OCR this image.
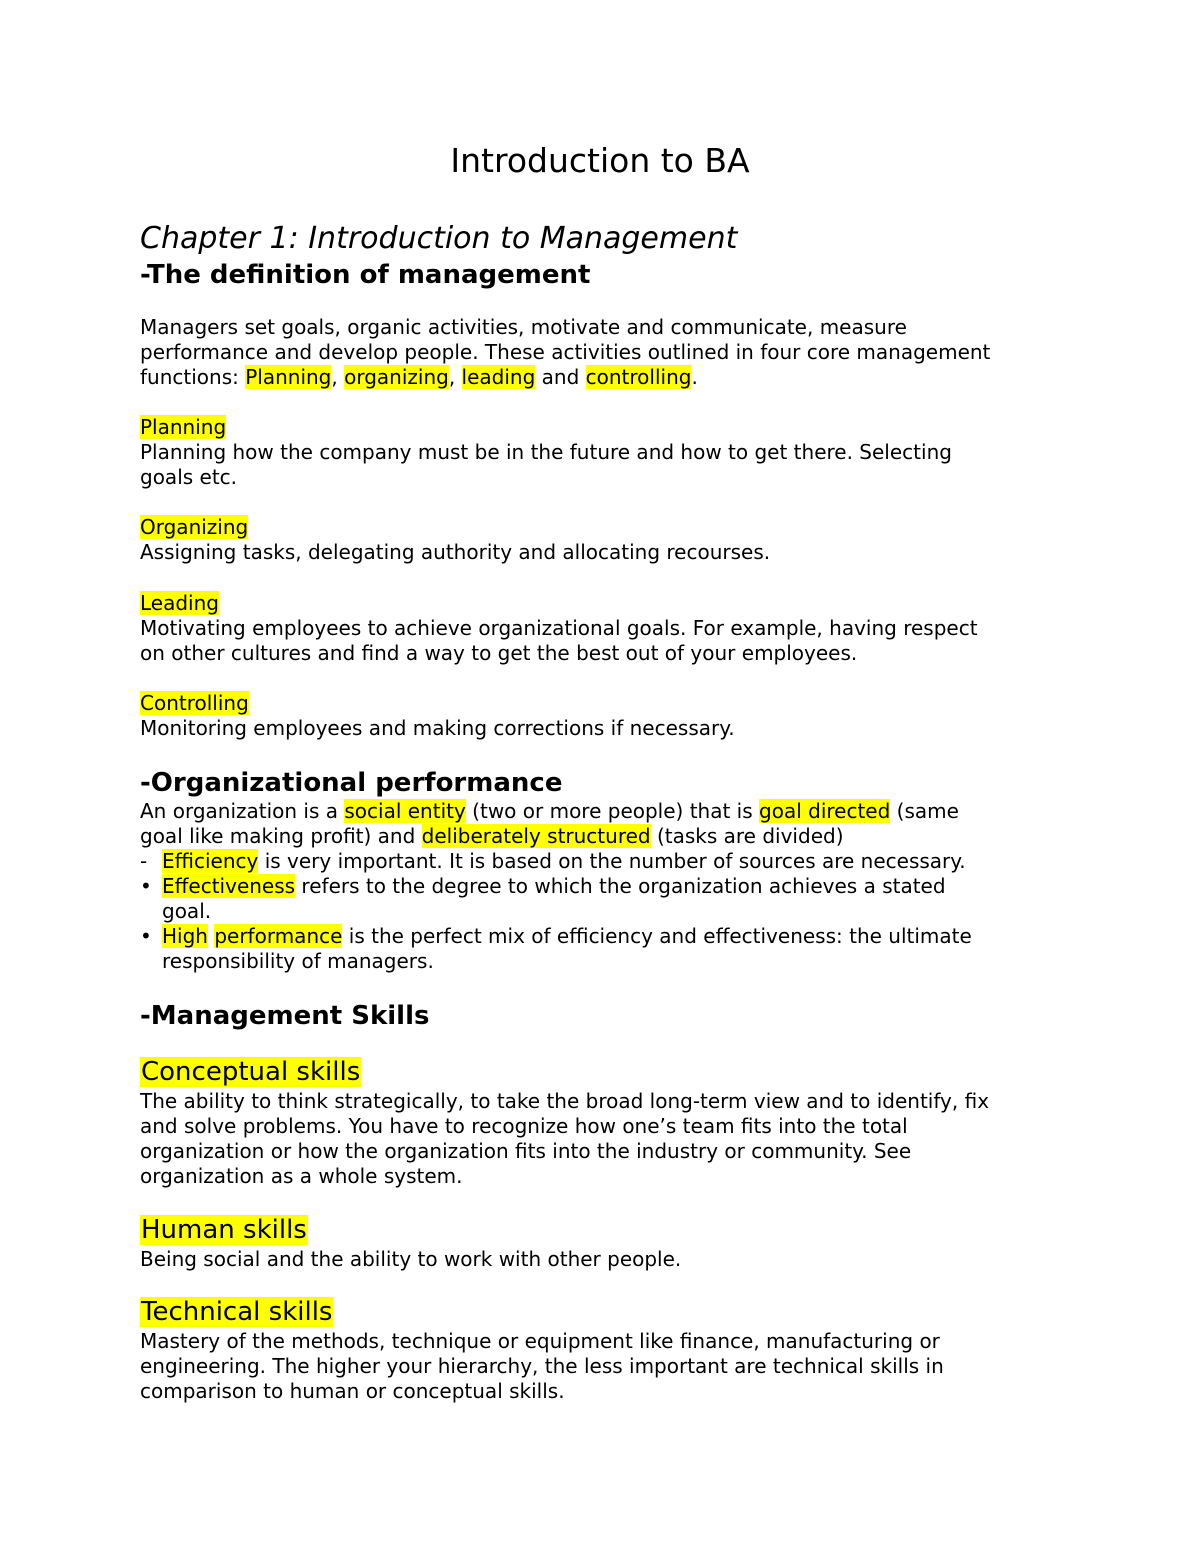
Introduction to BA
Chapter 1: Introduction to Management
-The definition of management
Managers set goals, organic activities, motivate and communicate, measure
performance and develop people. These activities outlined in four core management
functions: Planning, organizing, leading and controlling.
Planning
Planning how the company must be in the future and how to get there. Selecting
goals etc.
Organizing
Assigning tasks, delegating authority and allocating recourses.
Leading
Motivating employees to achieve organizational goals. For example, having respect
on other cultures and find a way to get the best out of your employees.
Controlling
Monitoring employees and making corrections if necessary.
-Organizational performance
An organization is a social entity (two or more people) that is goal directed (same
goal like making profit) and deliberately structured (tasks are divided)
- Efficiency is very important. It is based on the number of sources are necessary.
• Effectiveness refers to the degree to which the organization achieves a stated
goal.
• High performance is the perfect mix of efficiency and effectiveness: the ultimate
responsibility of managers.
-Management Skills
Conceptual skills
The ability to think strategically, to take the broad long-term view and to identify, fix
and solve problems. You have to recognize how one’s team fits into the total
organization or how the organization fits into the industry or community. See
organization as a whole system.
Human skills
Being social and the ability to work with other people.
Technical skills
Mastery of the methods, technique or equipment like finance, manufacturing or
engineering. The higher your hierarchy, the less important are technical skills in
comparison to human or conceptual skills.
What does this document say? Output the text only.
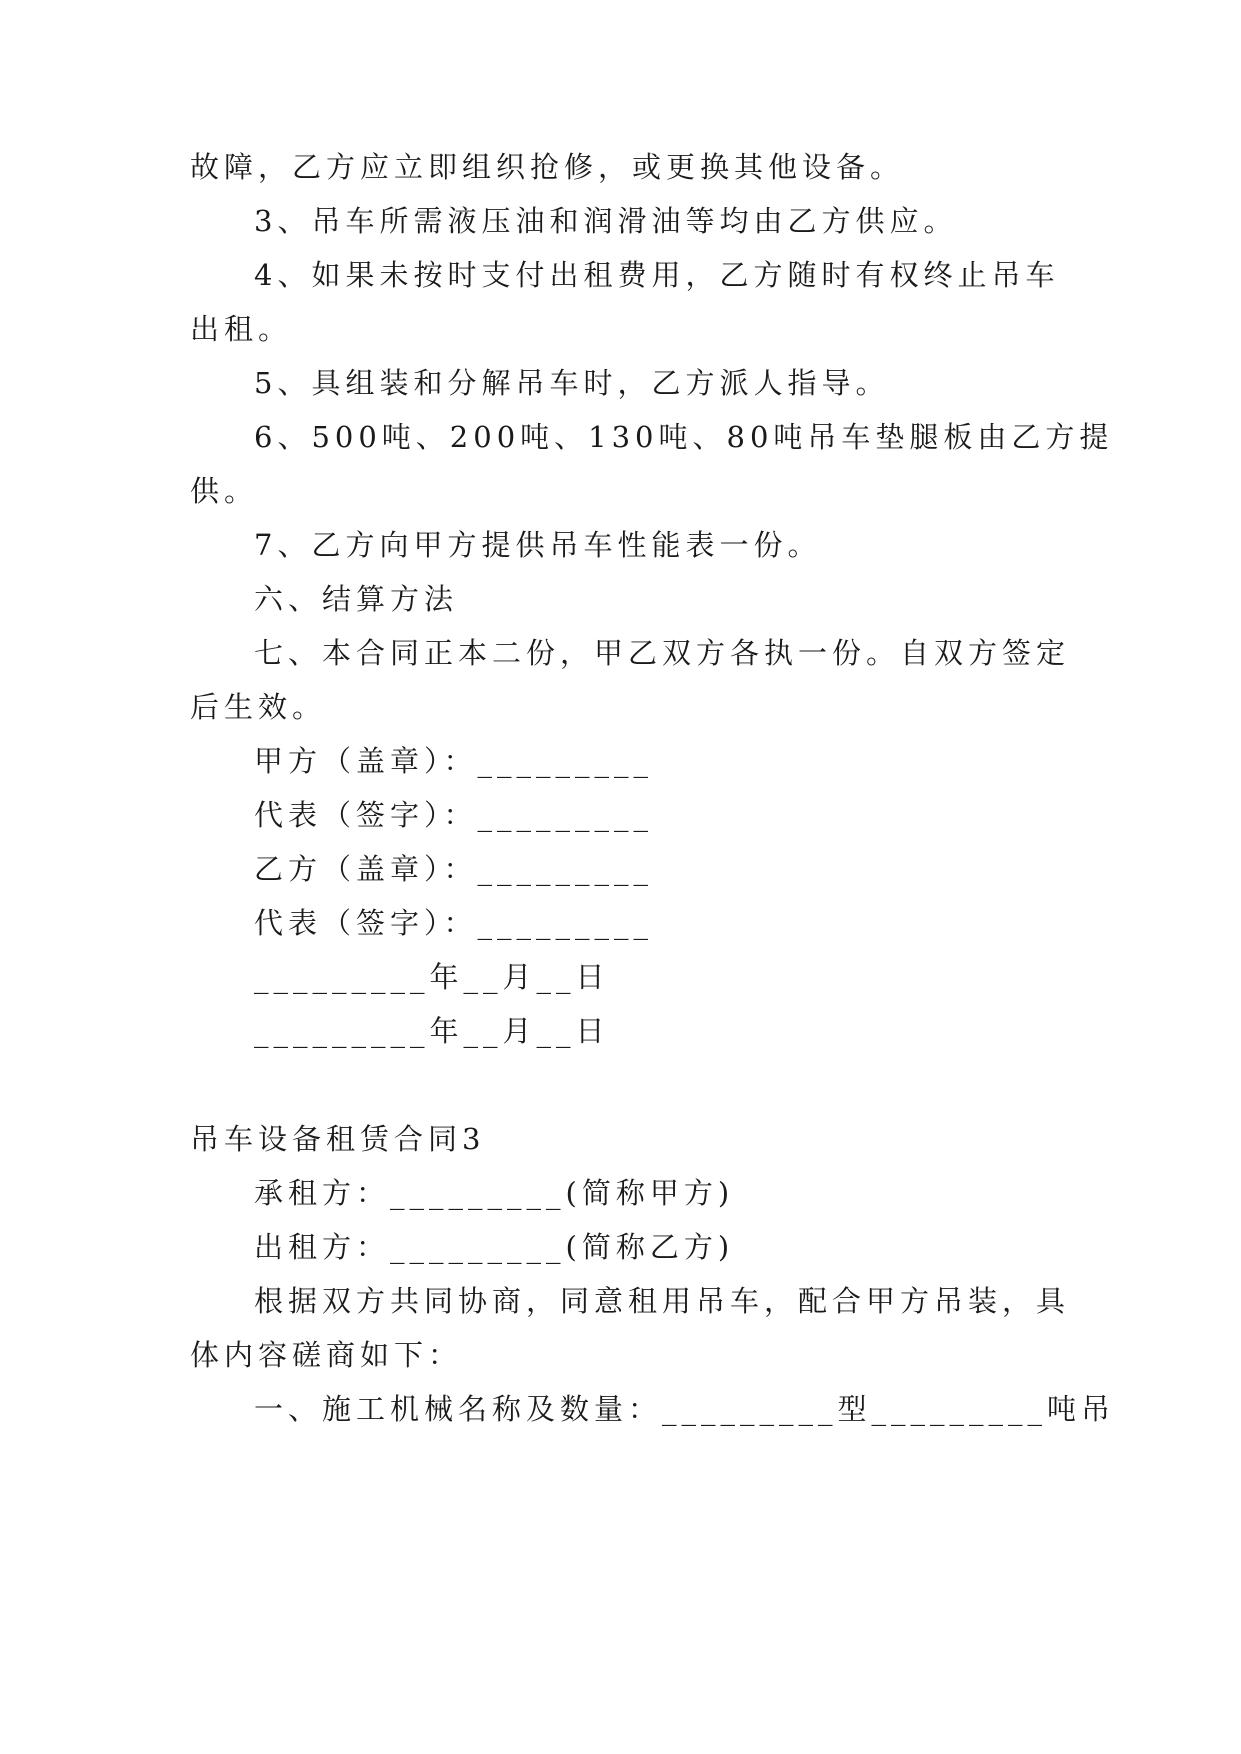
故障，乙方应立即组织抢修，或更换其他设备。
3、吊车所需液压油和润滑油等均由乙方供应。
4、如果未按时支付出租费用，乙方随时有权终止吊车
出租。
5、具组装和分解吊车时，乙方派人指导。
6、500吨、200吨、130吨、80吨吊车垫腿板由乙方提
供。
7、乙方向甲方提供吊车性能表一份。
六、结算方法
七、本合同正本二份，甲乙双方各执一份。自双方签定
后生效。
甲方（盖章）：_________
代表（签字）：_________
乙方（盖章）：_________
代表（签字）：_________
_________年__月__日
_________年__月__日
吊车设备租赁合同3
承租方：_________(简称甲方)
出租方：_________(简称乙方)
根据双方共同协商，同意租用吊车，配合甲方吊装，具
体内容磋商如下：
一、施工机械名称及数量：_________型_________吨吊
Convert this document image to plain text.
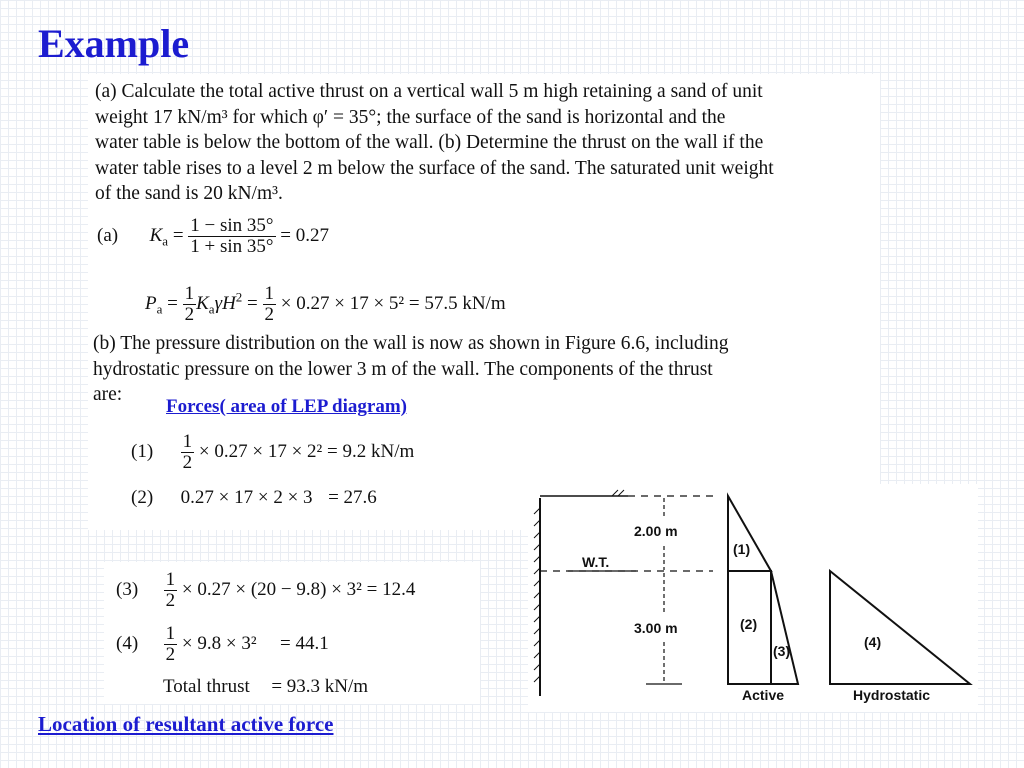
Example

(a) Calculate the total active thrust on a vertical wall 5 m high retaining a sand of unit
weight 17 kN/m³ for which φ′ = 35°; the surface of the sand is horizontal and the
water table is below the bottom of the wall. (b) Determine the thrust on the wall if the
water table rises to a level 2 m below the surface of the sand. The saturated unit weight
of the sand is 20 kN/m³.

(a) $K_a = \frac{1 - \sin 35^\circ}{1 + \sin 35^\circ} = 0.27$
$P_a = \frac{1}{2} K_a\gamma H^2 = \frac{1}{2} \times 0.27 \times 17 \times 5^2 = 57.5$ kN/m

(b) The pressure distribution on the wall is now as shown in Figure 6.6, including
hydrostatic pressure on the lower 3 m of the wall. The components of the thrust
are:

Forces( area of LEP diagram)
$(1) \frac{1}{2} \times 0.27 \times 17 \times 2^2 = 9.2$ kN/m
(2) 0.27 × 17 × 2 × 3 = 27.6
$(3) \frac{1}{2} \times 0.27 \times (20 - 9.8) \times 3^2 = 12.4$
$(4) \frac{1}{2} \times 9.8 \times 3^2 = 44.1$
Total thrust = 93.3 kN/m
2.00 m
3.00 m
W.T.
(1)
(2)
(3)
(4)
Active	Hydrostatic
Location of resultant active force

----------

EXERCISE INSTRUCTIONS => Pick out every line of the listing containing the word "tasks", and show those lines.

THE ANSWER =>
Assigning tasks, delegating authority and allocating recourses.
goal like making profit) and deliberately structured (tasks are divided)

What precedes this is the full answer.